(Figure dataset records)
----------------------------------------

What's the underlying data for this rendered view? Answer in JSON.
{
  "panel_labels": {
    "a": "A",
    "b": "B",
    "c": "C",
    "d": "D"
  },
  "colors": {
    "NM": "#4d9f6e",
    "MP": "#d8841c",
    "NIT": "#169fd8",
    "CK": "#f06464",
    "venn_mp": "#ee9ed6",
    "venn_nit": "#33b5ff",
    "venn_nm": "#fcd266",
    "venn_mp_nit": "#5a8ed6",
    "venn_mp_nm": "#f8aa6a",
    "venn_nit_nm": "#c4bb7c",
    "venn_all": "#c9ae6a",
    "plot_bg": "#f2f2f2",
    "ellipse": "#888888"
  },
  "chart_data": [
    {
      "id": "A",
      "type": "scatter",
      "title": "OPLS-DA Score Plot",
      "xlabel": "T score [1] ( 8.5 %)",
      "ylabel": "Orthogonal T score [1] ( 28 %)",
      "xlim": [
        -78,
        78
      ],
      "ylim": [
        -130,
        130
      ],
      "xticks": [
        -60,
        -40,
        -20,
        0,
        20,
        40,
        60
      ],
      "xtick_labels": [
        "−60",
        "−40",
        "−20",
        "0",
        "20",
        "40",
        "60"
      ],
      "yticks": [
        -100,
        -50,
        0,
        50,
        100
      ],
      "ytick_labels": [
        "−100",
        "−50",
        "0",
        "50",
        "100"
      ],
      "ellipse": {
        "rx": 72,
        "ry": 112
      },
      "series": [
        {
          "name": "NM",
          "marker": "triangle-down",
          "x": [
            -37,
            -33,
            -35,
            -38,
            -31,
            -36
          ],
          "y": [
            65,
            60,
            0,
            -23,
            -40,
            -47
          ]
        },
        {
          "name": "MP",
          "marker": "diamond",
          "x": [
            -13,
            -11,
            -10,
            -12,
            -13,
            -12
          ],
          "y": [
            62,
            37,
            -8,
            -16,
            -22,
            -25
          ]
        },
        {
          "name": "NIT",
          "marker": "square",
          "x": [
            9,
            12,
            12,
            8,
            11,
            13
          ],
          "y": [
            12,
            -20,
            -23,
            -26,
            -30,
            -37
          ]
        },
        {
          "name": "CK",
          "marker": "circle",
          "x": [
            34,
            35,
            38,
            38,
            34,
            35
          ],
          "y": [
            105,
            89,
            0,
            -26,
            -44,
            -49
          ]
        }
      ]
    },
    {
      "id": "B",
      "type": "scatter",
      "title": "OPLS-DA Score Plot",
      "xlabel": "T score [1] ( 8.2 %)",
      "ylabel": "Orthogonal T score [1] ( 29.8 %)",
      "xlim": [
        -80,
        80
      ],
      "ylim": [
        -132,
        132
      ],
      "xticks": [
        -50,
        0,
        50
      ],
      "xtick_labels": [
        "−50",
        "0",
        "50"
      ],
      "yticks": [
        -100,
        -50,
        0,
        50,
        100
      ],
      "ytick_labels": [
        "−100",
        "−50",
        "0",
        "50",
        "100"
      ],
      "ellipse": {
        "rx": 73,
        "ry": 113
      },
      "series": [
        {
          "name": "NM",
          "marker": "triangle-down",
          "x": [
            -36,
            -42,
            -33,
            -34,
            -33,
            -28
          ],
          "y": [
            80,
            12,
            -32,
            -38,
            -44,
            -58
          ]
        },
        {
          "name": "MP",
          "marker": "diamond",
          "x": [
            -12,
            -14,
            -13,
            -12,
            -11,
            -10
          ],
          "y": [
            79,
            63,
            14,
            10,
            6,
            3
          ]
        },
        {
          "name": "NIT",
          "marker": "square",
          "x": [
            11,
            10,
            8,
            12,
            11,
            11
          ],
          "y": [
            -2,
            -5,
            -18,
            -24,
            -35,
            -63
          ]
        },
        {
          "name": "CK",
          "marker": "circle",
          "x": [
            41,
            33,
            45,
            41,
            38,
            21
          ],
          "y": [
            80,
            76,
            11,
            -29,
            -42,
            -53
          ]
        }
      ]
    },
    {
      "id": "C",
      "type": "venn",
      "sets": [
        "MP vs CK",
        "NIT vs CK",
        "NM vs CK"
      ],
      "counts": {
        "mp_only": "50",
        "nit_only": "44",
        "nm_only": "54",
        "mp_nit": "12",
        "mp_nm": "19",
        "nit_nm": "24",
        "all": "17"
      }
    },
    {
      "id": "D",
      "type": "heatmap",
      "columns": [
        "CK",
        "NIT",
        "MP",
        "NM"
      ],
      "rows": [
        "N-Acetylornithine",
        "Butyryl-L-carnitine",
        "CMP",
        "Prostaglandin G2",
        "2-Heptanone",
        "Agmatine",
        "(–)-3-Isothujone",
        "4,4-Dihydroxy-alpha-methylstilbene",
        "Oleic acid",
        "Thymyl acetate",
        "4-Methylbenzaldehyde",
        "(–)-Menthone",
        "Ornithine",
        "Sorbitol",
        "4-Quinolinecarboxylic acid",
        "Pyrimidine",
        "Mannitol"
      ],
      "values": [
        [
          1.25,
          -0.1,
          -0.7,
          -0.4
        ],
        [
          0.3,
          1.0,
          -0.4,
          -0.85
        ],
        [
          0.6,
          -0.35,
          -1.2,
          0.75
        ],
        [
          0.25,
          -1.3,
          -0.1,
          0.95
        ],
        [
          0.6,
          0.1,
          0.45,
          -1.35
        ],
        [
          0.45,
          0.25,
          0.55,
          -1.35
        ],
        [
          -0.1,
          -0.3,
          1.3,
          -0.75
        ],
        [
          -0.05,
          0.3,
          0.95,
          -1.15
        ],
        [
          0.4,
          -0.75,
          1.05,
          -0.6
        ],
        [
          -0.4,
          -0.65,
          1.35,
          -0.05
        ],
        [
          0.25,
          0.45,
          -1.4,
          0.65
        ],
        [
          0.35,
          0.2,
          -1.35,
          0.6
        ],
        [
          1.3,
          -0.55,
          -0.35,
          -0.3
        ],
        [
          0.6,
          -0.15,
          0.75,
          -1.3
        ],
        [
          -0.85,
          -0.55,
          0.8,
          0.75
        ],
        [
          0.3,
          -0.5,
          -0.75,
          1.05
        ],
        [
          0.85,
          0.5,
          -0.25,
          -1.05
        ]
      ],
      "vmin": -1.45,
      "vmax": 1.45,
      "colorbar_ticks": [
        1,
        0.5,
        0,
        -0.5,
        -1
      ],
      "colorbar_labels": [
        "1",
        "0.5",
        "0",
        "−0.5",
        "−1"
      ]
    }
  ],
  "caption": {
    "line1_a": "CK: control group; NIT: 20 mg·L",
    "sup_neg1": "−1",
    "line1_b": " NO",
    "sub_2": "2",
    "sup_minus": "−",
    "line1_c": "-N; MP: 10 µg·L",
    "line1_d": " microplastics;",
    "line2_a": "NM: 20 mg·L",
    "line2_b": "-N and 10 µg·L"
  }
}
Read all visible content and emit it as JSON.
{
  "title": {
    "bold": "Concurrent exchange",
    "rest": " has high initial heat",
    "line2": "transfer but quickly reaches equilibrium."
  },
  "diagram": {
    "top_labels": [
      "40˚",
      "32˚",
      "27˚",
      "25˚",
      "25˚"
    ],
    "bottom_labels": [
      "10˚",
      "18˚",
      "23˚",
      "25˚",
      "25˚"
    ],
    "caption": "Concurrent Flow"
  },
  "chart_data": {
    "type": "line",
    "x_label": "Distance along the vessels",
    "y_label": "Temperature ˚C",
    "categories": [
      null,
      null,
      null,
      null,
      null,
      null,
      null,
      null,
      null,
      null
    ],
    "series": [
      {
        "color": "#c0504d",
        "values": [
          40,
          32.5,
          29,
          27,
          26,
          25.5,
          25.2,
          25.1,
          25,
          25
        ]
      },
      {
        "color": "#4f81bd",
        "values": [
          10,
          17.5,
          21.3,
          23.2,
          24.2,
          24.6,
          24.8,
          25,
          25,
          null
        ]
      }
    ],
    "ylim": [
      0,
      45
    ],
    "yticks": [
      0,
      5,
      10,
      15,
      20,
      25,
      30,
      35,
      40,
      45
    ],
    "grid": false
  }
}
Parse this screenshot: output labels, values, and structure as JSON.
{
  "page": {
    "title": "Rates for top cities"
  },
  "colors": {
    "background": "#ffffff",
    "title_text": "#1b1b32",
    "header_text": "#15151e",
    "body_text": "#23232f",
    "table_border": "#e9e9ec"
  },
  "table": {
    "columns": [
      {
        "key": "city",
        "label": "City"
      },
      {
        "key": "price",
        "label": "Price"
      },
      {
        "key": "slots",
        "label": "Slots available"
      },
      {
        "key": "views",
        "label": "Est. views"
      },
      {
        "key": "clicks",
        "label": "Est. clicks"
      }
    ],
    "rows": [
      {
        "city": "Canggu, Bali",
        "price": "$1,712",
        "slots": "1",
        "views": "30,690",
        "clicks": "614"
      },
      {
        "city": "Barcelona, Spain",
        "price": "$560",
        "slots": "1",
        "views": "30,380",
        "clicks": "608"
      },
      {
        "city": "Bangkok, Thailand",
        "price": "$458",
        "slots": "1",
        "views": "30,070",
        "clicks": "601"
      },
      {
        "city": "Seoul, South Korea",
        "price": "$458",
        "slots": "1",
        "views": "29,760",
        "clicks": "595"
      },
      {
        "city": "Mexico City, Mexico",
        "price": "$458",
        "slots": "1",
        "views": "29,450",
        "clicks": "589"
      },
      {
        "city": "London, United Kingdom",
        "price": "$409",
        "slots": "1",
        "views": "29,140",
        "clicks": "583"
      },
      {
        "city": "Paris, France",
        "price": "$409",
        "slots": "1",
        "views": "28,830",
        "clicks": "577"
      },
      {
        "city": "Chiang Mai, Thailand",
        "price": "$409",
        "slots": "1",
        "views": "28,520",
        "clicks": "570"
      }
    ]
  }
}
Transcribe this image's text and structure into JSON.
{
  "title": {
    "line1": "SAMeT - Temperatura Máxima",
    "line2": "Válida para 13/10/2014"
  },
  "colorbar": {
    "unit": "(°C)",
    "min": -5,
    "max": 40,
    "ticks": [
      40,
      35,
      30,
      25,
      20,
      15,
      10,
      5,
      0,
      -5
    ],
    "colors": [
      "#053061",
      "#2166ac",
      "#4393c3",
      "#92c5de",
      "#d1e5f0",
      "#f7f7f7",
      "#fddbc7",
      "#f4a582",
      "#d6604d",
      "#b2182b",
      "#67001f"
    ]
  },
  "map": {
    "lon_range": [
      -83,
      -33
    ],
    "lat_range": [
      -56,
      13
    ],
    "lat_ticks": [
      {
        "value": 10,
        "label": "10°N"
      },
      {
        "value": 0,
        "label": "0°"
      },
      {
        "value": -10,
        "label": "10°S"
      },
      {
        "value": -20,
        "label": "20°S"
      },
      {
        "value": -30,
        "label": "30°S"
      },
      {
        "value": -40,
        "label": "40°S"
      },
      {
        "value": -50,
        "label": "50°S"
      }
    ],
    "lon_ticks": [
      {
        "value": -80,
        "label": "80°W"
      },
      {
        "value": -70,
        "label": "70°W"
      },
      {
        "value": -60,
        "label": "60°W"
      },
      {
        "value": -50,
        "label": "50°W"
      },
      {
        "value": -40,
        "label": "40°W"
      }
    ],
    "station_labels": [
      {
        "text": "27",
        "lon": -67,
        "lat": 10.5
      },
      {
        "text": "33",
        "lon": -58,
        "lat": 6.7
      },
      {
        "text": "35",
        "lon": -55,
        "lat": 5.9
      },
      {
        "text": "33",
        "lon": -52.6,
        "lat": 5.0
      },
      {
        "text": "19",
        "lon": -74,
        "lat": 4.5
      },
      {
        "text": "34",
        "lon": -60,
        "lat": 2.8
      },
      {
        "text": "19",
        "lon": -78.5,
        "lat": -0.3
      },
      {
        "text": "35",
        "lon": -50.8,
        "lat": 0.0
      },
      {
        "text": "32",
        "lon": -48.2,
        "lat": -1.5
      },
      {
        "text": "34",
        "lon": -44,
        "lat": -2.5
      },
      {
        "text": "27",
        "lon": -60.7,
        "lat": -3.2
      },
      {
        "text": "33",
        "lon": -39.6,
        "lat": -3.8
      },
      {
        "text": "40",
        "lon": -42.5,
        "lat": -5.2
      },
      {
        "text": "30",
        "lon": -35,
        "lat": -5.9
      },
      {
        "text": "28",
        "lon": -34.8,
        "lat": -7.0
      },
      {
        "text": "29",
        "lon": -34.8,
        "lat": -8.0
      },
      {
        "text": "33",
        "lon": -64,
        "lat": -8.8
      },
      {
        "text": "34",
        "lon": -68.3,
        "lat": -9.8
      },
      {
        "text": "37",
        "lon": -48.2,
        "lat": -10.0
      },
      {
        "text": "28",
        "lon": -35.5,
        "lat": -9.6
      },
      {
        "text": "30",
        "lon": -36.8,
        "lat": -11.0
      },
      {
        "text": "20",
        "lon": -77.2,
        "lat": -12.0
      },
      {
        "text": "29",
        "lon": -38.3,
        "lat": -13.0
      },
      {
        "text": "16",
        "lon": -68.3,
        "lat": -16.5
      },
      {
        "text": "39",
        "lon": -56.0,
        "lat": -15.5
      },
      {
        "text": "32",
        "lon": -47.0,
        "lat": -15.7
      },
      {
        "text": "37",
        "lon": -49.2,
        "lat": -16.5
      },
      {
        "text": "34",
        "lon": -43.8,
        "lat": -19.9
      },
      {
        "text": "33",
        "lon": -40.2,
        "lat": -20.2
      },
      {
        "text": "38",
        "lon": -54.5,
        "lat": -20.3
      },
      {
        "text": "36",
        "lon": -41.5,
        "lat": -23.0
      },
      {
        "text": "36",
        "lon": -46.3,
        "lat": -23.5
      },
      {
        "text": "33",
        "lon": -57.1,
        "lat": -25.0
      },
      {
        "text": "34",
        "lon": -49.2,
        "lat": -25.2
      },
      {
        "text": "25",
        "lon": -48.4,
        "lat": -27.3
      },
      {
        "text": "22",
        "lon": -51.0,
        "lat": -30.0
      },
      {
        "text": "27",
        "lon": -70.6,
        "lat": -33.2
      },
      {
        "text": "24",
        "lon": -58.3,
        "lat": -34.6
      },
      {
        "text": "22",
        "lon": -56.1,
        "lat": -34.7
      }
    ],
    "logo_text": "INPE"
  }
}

----------------------------------------

(STATED EXERCISE) Answer with one number: how many lines of the entries above include the word "values".

(RESULT) 4